_EXERCISE GOAL:_
Transcribe, word for word, the line containing "What data populates" and each line following it through the end of the listing below. Omit all other lines.

** Begin GIVEN ENTRIES **

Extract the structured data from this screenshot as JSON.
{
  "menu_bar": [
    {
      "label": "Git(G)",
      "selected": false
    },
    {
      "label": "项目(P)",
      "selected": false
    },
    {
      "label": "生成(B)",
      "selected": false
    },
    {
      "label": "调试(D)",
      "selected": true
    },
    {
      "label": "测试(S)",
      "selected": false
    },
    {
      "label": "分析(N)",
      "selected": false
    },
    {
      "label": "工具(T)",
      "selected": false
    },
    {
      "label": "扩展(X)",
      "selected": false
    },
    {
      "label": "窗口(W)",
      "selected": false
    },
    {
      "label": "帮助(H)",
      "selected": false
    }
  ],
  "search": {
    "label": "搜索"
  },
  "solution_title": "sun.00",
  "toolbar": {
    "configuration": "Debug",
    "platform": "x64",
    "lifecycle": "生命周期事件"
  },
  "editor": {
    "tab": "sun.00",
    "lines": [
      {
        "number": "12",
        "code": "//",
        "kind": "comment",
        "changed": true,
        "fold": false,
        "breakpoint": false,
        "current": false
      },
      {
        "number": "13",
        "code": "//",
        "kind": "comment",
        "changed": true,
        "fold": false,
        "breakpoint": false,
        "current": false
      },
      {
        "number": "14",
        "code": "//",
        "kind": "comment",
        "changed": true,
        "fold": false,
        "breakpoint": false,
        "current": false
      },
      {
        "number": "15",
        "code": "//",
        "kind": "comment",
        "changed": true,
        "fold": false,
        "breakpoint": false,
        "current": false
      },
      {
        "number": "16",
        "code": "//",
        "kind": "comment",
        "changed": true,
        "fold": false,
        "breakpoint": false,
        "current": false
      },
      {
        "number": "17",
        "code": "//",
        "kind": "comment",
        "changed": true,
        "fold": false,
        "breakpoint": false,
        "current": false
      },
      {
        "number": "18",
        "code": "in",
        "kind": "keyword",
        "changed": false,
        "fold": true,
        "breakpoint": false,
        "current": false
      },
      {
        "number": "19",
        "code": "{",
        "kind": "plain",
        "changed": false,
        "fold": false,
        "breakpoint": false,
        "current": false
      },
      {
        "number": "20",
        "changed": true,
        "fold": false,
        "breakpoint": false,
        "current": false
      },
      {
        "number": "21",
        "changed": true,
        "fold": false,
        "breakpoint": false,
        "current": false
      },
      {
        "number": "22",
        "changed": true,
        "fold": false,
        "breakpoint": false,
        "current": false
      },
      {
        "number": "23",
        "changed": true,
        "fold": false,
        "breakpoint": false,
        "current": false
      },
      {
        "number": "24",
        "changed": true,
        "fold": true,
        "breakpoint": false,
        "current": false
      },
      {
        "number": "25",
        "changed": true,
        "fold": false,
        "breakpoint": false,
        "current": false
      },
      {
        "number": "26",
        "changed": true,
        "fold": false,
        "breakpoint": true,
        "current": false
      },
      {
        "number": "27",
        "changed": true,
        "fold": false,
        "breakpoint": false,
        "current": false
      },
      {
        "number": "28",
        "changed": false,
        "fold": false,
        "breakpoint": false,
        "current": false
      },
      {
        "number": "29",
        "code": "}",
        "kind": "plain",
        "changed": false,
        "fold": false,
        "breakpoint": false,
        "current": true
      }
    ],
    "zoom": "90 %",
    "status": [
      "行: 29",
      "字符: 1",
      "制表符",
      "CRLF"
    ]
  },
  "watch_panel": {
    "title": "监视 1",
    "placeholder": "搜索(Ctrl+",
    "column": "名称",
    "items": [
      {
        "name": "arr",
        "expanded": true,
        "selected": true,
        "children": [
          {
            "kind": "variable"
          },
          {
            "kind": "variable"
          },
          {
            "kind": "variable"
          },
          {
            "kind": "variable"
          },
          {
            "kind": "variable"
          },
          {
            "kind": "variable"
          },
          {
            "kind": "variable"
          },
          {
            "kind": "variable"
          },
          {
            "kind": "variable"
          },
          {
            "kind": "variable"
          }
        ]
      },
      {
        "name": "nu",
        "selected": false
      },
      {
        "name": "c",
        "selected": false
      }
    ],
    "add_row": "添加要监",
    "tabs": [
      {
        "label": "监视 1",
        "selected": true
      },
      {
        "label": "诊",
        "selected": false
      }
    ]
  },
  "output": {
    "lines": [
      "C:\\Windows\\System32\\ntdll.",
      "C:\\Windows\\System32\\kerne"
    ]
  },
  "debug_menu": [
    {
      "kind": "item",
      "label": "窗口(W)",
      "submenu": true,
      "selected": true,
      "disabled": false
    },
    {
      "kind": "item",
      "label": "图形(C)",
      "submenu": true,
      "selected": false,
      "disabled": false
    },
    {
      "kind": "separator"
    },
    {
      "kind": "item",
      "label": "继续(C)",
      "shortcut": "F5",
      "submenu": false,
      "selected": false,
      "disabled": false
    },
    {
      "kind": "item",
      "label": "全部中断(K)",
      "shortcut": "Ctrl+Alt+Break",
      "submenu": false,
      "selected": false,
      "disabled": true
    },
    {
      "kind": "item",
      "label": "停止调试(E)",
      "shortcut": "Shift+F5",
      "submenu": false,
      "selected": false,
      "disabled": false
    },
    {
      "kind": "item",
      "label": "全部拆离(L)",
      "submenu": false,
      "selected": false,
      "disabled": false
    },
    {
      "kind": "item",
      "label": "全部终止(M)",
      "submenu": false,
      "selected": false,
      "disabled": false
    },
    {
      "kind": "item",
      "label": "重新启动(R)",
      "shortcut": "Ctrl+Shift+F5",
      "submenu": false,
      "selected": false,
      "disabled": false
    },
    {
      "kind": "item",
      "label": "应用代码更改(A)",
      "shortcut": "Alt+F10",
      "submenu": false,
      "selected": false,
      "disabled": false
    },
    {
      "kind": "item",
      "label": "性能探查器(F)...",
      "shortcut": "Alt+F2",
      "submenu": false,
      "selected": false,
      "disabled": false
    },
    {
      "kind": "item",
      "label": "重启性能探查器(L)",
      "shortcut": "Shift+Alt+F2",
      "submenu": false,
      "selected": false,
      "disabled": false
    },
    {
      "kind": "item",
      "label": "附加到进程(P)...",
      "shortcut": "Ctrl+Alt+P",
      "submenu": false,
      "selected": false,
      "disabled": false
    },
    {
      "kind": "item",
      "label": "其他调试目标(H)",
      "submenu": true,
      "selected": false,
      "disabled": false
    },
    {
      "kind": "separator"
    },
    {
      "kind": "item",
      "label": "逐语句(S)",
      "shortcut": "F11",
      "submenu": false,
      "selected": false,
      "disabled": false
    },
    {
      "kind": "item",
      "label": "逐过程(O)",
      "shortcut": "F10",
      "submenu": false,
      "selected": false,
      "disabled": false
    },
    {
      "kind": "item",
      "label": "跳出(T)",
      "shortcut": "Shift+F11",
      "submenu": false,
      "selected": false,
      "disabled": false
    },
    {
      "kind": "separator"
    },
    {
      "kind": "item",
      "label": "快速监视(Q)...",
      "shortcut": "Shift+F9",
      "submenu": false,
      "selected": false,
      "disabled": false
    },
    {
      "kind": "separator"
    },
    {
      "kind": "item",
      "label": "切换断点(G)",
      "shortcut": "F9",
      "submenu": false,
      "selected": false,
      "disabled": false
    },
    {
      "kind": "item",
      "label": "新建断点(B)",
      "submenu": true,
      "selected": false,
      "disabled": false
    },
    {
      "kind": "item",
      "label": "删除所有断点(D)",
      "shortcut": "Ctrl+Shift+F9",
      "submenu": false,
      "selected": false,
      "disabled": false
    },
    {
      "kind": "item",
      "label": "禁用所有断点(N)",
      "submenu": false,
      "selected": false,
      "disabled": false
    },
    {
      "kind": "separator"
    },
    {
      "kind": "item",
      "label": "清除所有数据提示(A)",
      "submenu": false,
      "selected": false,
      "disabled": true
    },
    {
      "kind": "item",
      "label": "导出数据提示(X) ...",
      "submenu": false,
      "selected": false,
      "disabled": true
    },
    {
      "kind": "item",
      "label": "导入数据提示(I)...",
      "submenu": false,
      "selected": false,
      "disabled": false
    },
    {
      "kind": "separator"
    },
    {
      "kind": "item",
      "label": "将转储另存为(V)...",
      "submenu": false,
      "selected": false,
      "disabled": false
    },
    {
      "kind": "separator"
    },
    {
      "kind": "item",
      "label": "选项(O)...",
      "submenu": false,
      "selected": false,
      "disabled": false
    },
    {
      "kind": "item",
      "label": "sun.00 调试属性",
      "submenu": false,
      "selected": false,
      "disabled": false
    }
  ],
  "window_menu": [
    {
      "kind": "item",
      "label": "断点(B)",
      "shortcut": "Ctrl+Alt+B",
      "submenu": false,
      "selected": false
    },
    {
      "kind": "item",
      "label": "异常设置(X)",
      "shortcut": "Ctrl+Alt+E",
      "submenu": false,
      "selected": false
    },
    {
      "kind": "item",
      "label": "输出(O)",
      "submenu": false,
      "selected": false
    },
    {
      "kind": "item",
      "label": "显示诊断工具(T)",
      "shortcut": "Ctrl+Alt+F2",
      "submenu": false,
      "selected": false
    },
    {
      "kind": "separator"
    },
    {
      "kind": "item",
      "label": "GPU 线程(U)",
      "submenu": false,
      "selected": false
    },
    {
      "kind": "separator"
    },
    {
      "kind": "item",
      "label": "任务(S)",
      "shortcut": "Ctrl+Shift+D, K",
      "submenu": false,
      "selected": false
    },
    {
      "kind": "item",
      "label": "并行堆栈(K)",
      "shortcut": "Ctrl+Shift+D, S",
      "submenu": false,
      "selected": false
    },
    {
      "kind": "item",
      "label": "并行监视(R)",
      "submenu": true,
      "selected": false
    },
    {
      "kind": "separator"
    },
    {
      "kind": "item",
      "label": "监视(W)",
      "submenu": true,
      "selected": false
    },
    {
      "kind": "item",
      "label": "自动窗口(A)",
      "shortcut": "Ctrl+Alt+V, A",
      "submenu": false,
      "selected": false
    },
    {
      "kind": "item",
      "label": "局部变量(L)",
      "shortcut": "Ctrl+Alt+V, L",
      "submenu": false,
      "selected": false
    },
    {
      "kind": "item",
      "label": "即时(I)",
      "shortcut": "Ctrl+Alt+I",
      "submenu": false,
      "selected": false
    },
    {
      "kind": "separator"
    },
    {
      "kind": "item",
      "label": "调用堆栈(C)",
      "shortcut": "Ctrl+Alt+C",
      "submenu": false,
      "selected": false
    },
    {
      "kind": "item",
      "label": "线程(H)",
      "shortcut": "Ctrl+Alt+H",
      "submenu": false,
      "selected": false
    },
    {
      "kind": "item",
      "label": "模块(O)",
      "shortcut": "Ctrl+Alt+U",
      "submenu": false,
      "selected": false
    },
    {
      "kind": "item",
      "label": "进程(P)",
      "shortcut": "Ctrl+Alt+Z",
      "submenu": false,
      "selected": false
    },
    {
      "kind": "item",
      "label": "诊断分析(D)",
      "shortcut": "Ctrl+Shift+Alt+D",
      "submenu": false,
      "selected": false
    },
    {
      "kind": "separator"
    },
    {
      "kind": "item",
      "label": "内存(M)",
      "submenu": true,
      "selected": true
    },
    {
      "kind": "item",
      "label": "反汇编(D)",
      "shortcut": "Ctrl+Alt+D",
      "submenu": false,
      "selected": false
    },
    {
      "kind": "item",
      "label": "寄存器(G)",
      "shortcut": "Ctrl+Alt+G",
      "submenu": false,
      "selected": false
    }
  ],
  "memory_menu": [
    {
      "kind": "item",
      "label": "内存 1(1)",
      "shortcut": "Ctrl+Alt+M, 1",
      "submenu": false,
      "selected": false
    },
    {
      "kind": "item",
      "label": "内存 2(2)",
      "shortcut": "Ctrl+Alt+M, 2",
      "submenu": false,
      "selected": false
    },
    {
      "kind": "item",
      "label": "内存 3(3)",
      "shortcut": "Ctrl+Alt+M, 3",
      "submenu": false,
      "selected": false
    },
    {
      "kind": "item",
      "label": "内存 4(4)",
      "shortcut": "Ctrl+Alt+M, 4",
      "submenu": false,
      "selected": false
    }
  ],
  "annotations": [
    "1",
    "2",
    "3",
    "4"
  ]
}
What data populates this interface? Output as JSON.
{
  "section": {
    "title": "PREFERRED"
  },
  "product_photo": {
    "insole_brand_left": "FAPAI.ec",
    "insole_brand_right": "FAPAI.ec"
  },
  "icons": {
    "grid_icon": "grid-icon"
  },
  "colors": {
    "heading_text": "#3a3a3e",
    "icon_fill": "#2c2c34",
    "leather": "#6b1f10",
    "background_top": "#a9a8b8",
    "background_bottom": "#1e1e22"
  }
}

** End GIVEN ENTRIES **

_SOLUTION TO THE EXERCISE:_
What data populates this interface? Output as JSON.
{
  "section": {
    "title": "PREFERRED"
  },
  "product_photo": {
    "insole_brand_left": "FAPAI.ec",
    "insole_brand_right": "FAPAI.ec"
  },
  "icons": {
    "grid_icon": "grid-icon"
  },
  "colors": {
    "heading_text": "#3a3a3e",
    "icon_fill": "#2c2c34",
    "leather": "#6b1f10",
    "background_top": "#a9a8b8",
    "background_bottom": "#1e1e22"
  }
}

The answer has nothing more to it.